* _Document passage_:
______________________________

All very interesting, but how does this apply to Bolt Action? Well, let me show you…
Choices and Tactics
Blitzkrieg Era 1939-41
This covers the Panzer III C,D,E and F versions, and I’m also going to include the G version in this as well.
The C,D,E and F versions all come with a light anti tank gun, a hull MMG and a Co Ax MMG. The G is identical, although it is armed with a medium anti tank gun.
These are cheap tanks and, if you are playing games with theatre selectors set within the early war period, also quite solid. You’ll will have to be wary of things like anti tank rifles and light howitzers, as they can still hurt you.
Firepower-wise there are enough machine guns to put pins on 2 separate enemy infantry units, or alternatively suppress an infantry unit and fire an armour piercing round at enemy vehicles. The light AT might not look like much, but with lucky dice rolling and good positioning you can damage most vehicles in the game. I’ll discuss the medium AT gun in the next section, but in the early war period it’s a very impressive weapon, and will kill most opponents fairly easily. Don’t forget your penetration drops by 1 if firing over the weapon’s half range point, so you may need to be aggressive with your light AT armed Panzers to get them at their most efficient.
Russia and the desert 1941-43
These are the Ausf H, J, L and M. They are all armour 9 medium tanks, with a medium anti tank gun, a medium machine gun in the hull and a medium co ax machine gun. These are the very epitome of the medium tank in Bolt Action, although the armour options are interesting.
The H/J features reinforced rear armour, and although this doesn’t have much impact in the game, it does allow you to be a little more aggressive in your manoeuvring. I’d not recommend it though, as no tank should be mooning its opposition!
The L and M versions come with optional Schurzen that makes this little tank look rather beefy. Normally I don’t take this option, though I do model it on sometimes. Schurzen provides additional protection against shaped charged weapons as fired by Bazookas, so if you’re expecting to be up against a lot of these it’s worth considering. However it does only apply its protection to the sides, and I can normally find something better to spend my 10 points on.
All the points regarding the weapons of the C through F versions apply to these later models, however the medium gun means that with luck it can damage any vehicle in the game. Though going head to head with a JS2 isn’t recommended, with the right sacrifices to the dice gods you can paint up another kill ring on your gun barrel!
These are the most expensive Panzer III variants to field, although a regular tank will still come in at under 200 points, and gives you a good, cheap, balanced armoured unit.
The Panzer III Ausf N is my favourite version. Initially produced from 1942 with the purpose of providing infantry support due to the increasing obsolescence of the 50mm gun in an anti-tank role, the Ausf N was fitted with obsolete 75mm short barrel Panzer IV guns.
The N is very similar to the L/M, however trades anti-tank capability for increased HE, firing a 1D6 HE blast, and coming in at under 180 points for regular.
Advancing up with your infantry, throwing out HE blasts and pins from its machine guns, the N is a very useful weapon. The +2 pen from its HE means it is killing even veteran troops on a 3+, and can still give light armour pause for thought. It’s worth mentioning that the light howitzer is capable of dropping quite a big smoke template (4”) and also, with luck, putting a couple of pins on opposing vehicles. These shouldn’t be relied upon, but can give you a very nice edge with luck and timing.
In conclusion, the Panzer III is easy to overlook in favour of the sexy big cats, the big gun on the Panzer IV, or the sleek StuG, but what it brings to the table(top) is a very flexible, and utilitarian vehicle that can adapt to a wide range of roles, from cheap, multipurpose armour support in the early war variants, to a solid, well armed and armoured medium tank for the mid war era, and finally an anti infantry support tank that will make even Veteran infantry squads act cautiously.
The plastic Panzer III kit can be assembled to represent either the J, L, M, N or M/N variants.

______________________________

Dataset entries
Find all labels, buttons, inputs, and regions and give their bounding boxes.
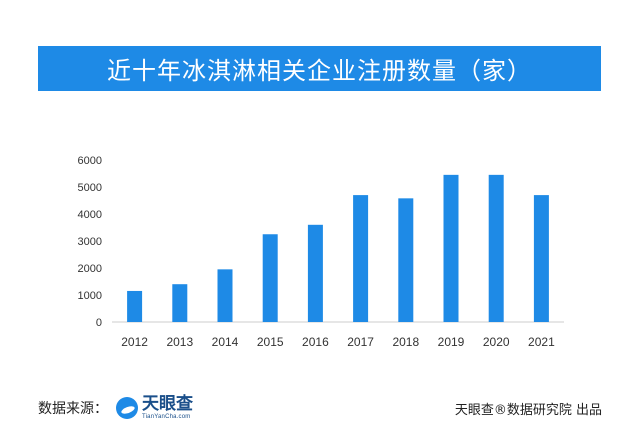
bar-2013 <box>172 284 188 322</box>
x-tick-label: 2015 <box>257 335 284 349</box>
title-banner: 近十年冰淇淋相关企业注册数量（家） <box>38 46 601 91</box>
bar-2019 <box>443 174 459 322</box>
logo-icon <box>116 397 138 419</box>
bar-2015 <box>262 234 278 322</box>
x-tick-label: 2012 <box>121 335 148 349</box>
bar-2020 <box>488 174 504 322</box>
tianyancha-logo: 天眼查 TianYanCha.com <box>116 396 193 420</box>
x-tick-label: 2021 <box>528 335 555 349</box>
y-tick-label: 3000 <box>78 236 102 248</box>
bar-2017 <box>353 195 369 322</box>
bar-2018 <box>398 198 414 322</box>
bar-2016 <box>307 224 323 322</box>
x-tick-label: 2014 <box>212 335 239 349</box>
y-tick-label: 5000 <box>78 182 102 194</box>
logo-subtext: TianYanCha.com <box>142 414 191 420</box>
x-tick-label: 2020 <box>483 335 510 349</box>
source-footer: 数据来源： 天眼查 TianYanCha.com <box>38 396 193 421</box>
y-tick-label: 6000 <box>78 155 102 167</box>
bar-2014 <box>217 269 233 322</box>
source-label: 数据来源： <box>38 401 108 417</box>
y-tick-label: 1000 <box>78 290 102 302</box>
x-tick-label: 2019 <box>438 335 465 349</box>
y-tick-label: 4000 <box>78 209 102 221</box>
x-tick-label: 2018 <box>392 335 419 349</box>
y-tick-label: 2000 <box>78 263 102 275</box>
bar-2021 <box>533 195 549 322</box>
bar-2012 <box>127 290 143 322</box>
logo-text: 天眼查 <box>142 394 193 414</box>
x-tick-label: 2017 <box>347 335 374 349</box>
credit-text: 天眼查®数据研究院 出品 <box>454 403 602 418</box>
x-tick-label: 2013 <box>166 335 193 349</box>
chart-title: 近十年冰淇淋相关企业注册数量（家） <box>107 57 532 85</box>
x-tick-label: 2016 <box>302 335 329 349</box>
y-tick-label: 0 <box>96 317 102 329</box>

______________________________

* _To be done_:
(a) In the Panzer III passage, what gun was the Ausf N fitted with?
(b) From the records, extract the lines starting with the one containing "bar-2013 <box>172 284 188 322</box>" and continuing through the one containing "x-tick-label: 2012 <box>121 335 148 349</box>", and copy them without changes.
The Panzer III passage and the records come from separate, unrelated sources.

* _Solutions to the problems_:
(a) It was fitted with obsolete 75mm short barrel Panzer IV guns.

(b)
bar-2013 <box>172 284 188 322</box>
x-tick-label: 2015 <box>257 335 284 349</box>
title-banner: 近十年冰淇淋相关企业注册数量（家） <box>38 46 601 91</box>
bar-2019 <box>443 174 459 322</box>
logo-icon <box>116 397 138 419</box>
bar-2015 <box>262 234 278 322</box>
x-tick-label: 2012 <box>121 335 148 349</box>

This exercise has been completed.